Description of the task:
Every record below should be transcribed exactly. Omit the images.

Saved data entries

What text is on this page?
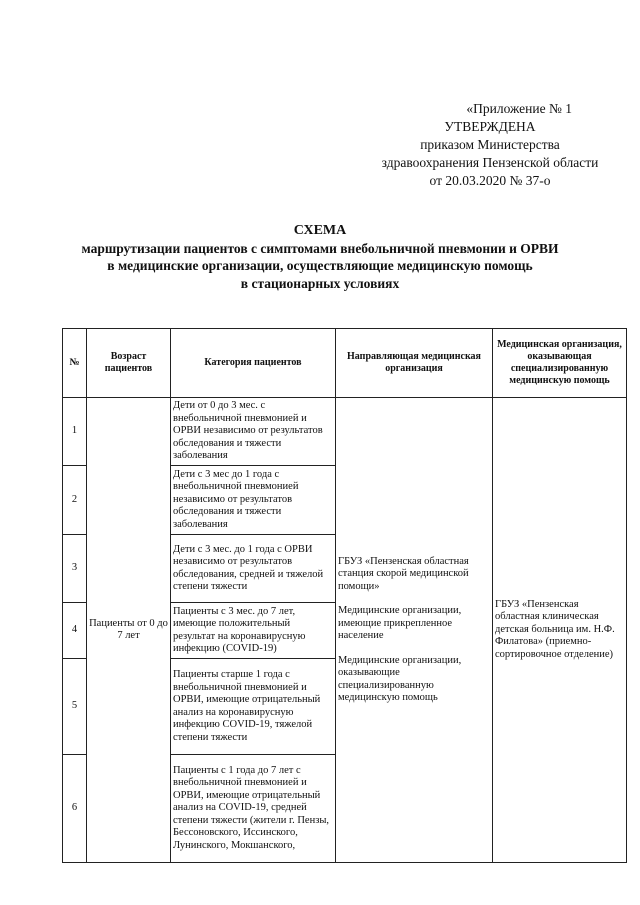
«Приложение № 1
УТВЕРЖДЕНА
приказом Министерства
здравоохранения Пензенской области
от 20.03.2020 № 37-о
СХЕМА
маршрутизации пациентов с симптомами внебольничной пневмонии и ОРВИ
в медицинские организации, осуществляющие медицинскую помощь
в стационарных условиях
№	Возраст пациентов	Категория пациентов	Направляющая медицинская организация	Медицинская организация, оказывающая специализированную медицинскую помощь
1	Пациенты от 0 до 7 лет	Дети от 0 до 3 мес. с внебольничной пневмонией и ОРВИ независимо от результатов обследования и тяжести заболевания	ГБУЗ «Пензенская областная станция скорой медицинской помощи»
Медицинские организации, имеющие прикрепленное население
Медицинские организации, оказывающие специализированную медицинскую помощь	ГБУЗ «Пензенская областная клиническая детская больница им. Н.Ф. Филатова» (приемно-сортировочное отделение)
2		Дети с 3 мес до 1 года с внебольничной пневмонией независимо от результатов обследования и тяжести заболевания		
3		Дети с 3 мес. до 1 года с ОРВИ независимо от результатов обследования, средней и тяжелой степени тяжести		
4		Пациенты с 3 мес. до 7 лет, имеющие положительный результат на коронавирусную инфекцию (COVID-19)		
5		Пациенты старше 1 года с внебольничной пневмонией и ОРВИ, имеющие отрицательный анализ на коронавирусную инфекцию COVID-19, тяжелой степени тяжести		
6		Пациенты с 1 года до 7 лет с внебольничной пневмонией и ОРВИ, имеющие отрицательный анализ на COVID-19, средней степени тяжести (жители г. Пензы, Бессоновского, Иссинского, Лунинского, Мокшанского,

Exercise solution:
What text is on this page?
«Приложение № 1
УТВЕРЖДЕНА
приказом Министерства
здравоохранения Пензенской области
от 20.03.2020 № 37-о
СХЕМА
маршрутизации пациентов с симптомами внебольничной пневмонии и ОРВИ
в медицинские организации, осуществляющие медицинскую помощь
в стационарных условиях
№	Возраст пациентов	Категория пациентов	Направляющая медицинская организация	Медицинская организация, оказывающая специализированную медицинскую помощь
1	Пациенты от 0 до 7 лет	Дети от 0 до 3 мес. с внебольничной пневмонией и ОРВИ независимо от результатов обследования и тяжести заболевания	ГБУЗ «Пензенская областная станция скорой медицинской помощи»
Медицинские организации, имеющие прикрепленное население
Медицинские организации, оказывающие специализированную медицинскую помощь	ГБУЗ «Пензенская областная клиническая детская больница им. Н.Ф. Филатова» (приемно-сортировочное отделение)
2		Дети с 3 мес до 1 года с внебольничной пневмонией независимо от результатов обследования и тяжести заболевания		
3		Дети с 3 мес. до 1 года с ОРВИ независимо от результатов обследования, средней и тяжелой степени тяжести		
4		Пациенты с 3 мес. до 7 лет, имеющие положительный результат на коронавирусную инфекцию (COVID-19)		
5		Пациенты старше 1 года с внебольничной пневмонией и ОРВИ, имеющие отрицательный анализ на коронавирусную инфекцию COVID-19, тяжелой степени тяжести		
6		Пациенты с 1 года до 7 лет с внебольничной пневмонией и ОРВИ, имеющие отрицательный анализ на COVID-19, средней степени тяжести (жители г. Пензы, Бессоновского, Иссинского, Лунинского, Мокшанского,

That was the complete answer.